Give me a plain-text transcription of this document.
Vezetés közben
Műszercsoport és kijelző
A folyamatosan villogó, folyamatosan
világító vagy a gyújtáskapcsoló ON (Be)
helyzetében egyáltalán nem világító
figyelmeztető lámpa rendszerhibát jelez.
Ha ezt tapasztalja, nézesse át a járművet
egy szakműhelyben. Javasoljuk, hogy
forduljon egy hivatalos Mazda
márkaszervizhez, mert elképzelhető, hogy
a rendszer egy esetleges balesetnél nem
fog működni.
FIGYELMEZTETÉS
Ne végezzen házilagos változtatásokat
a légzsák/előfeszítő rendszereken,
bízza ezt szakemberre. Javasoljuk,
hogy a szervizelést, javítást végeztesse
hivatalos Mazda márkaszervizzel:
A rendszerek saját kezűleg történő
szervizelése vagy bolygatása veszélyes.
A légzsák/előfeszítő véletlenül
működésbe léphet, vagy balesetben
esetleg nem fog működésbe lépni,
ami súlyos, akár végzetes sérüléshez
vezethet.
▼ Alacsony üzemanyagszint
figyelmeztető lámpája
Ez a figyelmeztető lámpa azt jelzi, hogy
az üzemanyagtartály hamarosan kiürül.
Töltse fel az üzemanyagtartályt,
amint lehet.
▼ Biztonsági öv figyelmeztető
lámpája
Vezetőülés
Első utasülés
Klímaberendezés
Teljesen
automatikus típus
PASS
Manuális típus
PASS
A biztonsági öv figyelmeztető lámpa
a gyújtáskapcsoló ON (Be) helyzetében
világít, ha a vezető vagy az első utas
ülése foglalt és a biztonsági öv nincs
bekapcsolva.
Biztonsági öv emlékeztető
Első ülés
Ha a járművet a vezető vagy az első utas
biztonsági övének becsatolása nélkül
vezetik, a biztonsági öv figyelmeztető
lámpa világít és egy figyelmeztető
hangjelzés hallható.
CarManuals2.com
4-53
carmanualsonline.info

REQUEST:
Gather each line that holds "gyújtáskapcsoló".

SOLUTION BELOW:
világító vagy a gyújtáskapcsoló ON (Be)
a gyújtáskapcsoló ON (Be) helyzetében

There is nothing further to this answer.